[start of Dataset]

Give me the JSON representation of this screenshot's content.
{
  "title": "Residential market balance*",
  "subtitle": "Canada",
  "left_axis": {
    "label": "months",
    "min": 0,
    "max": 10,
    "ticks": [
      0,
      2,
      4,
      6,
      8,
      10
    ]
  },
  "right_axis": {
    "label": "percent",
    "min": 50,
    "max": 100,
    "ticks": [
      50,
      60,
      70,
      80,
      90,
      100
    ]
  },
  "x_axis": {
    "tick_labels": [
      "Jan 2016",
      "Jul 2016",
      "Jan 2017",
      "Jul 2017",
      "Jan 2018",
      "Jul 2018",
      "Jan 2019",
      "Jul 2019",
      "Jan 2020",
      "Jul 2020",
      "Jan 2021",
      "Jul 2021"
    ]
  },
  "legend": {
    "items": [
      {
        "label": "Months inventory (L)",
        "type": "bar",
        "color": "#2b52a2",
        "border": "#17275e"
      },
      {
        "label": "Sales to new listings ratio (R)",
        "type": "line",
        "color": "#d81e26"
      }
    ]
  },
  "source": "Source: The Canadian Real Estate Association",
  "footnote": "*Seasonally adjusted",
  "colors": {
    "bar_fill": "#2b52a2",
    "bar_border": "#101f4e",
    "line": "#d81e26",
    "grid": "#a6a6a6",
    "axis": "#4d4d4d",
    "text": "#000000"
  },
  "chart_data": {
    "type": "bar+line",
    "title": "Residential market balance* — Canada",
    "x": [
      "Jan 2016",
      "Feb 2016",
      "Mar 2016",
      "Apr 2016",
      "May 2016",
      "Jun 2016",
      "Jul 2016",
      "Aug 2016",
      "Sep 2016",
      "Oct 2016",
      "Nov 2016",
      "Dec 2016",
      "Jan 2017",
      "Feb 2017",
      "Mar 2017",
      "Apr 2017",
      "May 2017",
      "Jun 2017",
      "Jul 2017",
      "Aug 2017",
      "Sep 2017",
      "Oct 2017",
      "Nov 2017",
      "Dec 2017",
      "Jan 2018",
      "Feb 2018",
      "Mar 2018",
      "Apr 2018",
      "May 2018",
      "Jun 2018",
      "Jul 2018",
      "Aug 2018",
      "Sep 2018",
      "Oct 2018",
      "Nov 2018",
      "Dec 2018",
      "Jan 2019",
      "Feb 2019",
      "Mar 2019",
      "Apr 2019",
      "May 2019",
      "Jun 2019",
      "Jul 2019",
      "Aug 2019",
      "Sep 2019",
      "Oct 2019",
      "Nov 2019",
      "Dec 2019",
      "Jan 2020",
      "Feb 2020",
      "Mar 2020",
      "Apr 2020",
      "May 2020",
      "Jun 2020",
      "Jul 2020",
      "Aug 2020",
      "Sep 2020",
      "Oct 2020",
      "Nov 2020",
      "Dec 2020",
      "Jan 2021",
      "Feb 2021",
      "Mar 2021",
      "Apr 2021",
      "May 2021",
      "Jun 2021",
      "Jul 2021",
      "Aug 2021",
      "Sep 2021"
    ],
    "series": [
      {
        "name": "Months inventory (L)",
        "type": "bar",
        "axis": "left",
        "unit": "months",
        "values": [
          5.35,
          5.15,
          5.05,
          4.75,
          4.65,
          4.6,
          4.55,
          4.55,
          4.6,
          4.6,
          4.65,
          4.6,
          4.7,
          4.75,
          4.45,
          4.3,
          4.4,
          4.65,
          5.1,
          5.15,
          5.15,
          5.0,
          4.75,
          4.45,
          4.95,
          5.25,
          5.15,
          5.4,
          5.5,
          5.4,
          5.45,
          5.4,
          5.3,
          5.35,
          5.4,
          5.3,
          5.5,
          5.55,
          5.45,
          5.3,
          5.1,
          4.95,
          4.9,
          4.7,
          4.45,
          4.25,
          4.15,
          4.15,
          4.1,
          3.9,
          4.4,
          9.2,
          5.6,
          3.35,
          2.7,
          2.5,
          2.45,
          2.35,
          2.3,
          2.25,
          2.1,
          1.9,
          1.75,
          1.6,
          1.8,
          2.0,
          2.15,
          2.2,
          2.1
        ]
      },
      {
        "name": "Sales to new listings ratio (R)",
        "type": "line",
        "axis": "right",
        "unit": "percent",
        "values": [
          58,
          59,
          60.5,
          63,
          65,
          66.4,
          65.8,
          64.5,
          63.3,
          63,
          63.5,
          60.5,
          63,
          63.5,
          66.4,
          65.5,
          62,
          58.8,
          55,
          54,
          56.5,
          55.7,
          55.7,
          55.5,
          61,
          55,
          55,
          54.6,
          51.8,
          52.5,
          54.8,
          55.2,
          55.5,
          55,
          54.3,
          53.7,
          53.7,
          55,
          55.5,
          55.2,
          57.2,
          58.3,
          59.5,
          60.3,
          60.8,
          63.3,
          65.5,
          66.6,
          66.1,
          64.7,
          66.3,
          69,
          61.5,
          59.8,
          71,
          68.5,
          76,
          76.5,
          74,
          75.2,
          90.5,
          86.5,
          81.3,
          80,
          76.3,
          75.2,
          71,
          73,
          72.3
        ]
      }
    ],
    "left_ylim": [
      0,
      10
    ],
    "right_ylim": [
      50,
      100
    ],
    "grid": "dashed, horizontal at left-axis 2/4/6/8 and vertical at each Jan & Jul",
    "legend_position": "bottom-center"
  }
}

[end of Dataset]

[Objective]: Above are some records; extract every one of them exactly.

[Answer to this task]:
Give me the JSON representation of this screenshot's content.
{
  "title": "Residential market balance*",
  "subtitle": "Canada",
  "left_axis": {
    "label": "months",
    "min": 0,
    "max": 10,
    "ticks": [
      0,
      2,
      4,
      6,
      8,
      10
    ]
  },
  "right_axis": {
    "label": "percent",
    "min": 50,
    "max": 100,
    "ticks": [
      50,
      60,
      70,
      80,
      90,
      100
    ]
  },
  "x_axis": {
    "tick_labels": [
      "Jan 2016",
      "Jul 2016",
      "Jan 2017",
      "Jul 2017",
      "Jan 2018",
      "Jul 2018",
      "Jan 2019",
      "Jul 2019",
      "Jan 2020",
      "Jul 2020",
      "Jan 2021",
      "Jul 2021"
    ]
  },
  "legend": {
    "items": [
      {
        "label": "Months inventory (L)",
        "type": "bar",
        "color": "#2b52a2",
        "border": "#17275e"
      },
      {
        "label": "Sales to new listings ratio (R)",
        "type": "line",
        "color": "#d81e26"
      }
    ]
  },
  "source": "Source: The Canadian Real Estate Association",
  "footnote": "*Seasonally adjusted",
  "colors": {
    "bar_fill": "#2b52a2",
    "bar_border": "#101f4e",
    "line": "#d81e26",
    "grid": "#a6a6a6",
    "axis": "#4d4d4d",
    "text": "#000000"
  },
  "chart_data": {
    "type": "bar+line",
    "title": "Residential market balance* — Canada",
    "x": [
      "Jan 2016",
      "Feb 2016",
      "Mar 2016",
      "Apr 2016",
      "May 2016",
      "Jun 2016",
      "Jul 2016",
      "Aug 2016",
      "Sep 2016",
      "Oct 2016",
      "Nov 2016",
      "Dec 2016",
      "Jan 2017",
      "Feb 2017",
      "Mar 2017",
      "Apr 2017",
      "May 2017",
      "Jun 2017",
      "Jul 2017",
      "Aug 2017",
      "Sep 2017",
      "Oct 2017",
      "Nov 2017",
      "Dec 2017",
      "Jan 2018",
      "Feb 2018",
      "Mar 2018",
      "Apr 2018",
      "May 2018",
      "Jun 2018",
      "Jul 2018",
      "Aug 2018",
      "Sep 2018",
      "Oct 2018",
      "Nov 2018",
      "Dec 2018",
      "Jan 2019",
      "Feb 2019",
      "Mar 2019",
      "Apr 2019",
      "May 2019",
      "Jun 2019",
      "Jul 2019",
      "Aug 2019",
      "Sep 2019",
      "Oct 2019",
      "Nov 2019",
      "Dec 2019",
      "Jan 2020",
      "Feb 2020",
      "Mar 2020",
      "Apr 2020",
      "May 2020",
      "Jun 2020",
      "Jul 2020",
      "Aug 2020",
      "Sep 2020",
      "Oct 2020",
      "Nov 2020",
      "Dec 2020",
      "Jan 2021",
      "Feb 2021",
      "Mar 2021",
      "Apr 2021",
      "May 2021",
      "Jun 2021",
      "Jul 2021",
      "Aug 2021",
      "Sep 2021"
    ],
    "series": [
      {
        "name": "Months inventory (L)",
        "type": "bar",
        "axis": "left",
        "unit": "months",
        "values": [
          5.35,
          5.15,
          5.05,
          4.75,
          4.65,
          4.6,
          4.55,
          4.55,
          4.6,
          4.6,
          4.65,
          4.6,
          4.7,
          4.75,
          4.45,
          4.3,
          4.4,
          4.65,
          5.1,
          5.15,
          5.15,
          5.0,
          4.75,
          4.45,
          4.95,
          5.25,
          5.15,
          5.4,
          5.5,
          5.4,
          5.45,
          5.4,
          5.3,
          5.35,
          5.4,
          5.3,
          5.5,
          5.55,
          5.45,
          5.3,
          5.1,
          4.95,
          4.9,
          4.7,
          4.45,
          4.25,
          4.15,
          4.15,
          4.1,
          3.9,
          4.4,
          9.2,
          5.6,
          3.35,
          2.7,
          2.5,
          2.45,
          2.35,
          2.3,
          2.25,
          2.1,
          1.9,
          1.75,
          1.6,
          1.8,
          2.0,
          2.15,
          2.2,
          2.1
        ]
      },
      {
        "name": "Sales to new listings ratio (R)",
        "type": "line",
        "axis": "right",
        "unit": "percent",
        "values": [
          58,
          59,
          60.5,
          63,
          65,
          66.4,
          65.8,
          64.5,
          63.3,
          63,
          63.5,
          60.5,
          63,
          63.5,
          66.4,
          65.5,
          62,
          58.8,
          55,
          54,
          56.5,
          55.7,
          55.7,
          55.5,
          61,
          55,
          55,
          54.6,
          51.8,
          52.5,
          54.8,
          55.2,
          55.5,
          55,
          54.3,
          53.7,
          53.7,
          55,
          55.5,
          55.2,
          57.2,
          58.3,
          59.5,
          60.3,
          60.8,
          63.3,
          65.5,
          66.6,
          66.1,
          64.7,
          66.3,
          69,
          61.5,
          59.8,
          71,
          68.5,
          76,
          76.5,
          74,
          75.2,
          90.5,
          86.5,
          81.3,
          80,
          76.3,
          75.2,
          71,
          73,
          72.3
        ]
      }
    ],
    "left_ylim": [
      0,
      10
    ],
    "right_ylim": [
      50,
      100
    ],
    "grid": "dashed, horizontal at left-axis 2/4/6/8 and vertical at each Jan & Jul",
    "legend_position": "bottom-center"
  }
}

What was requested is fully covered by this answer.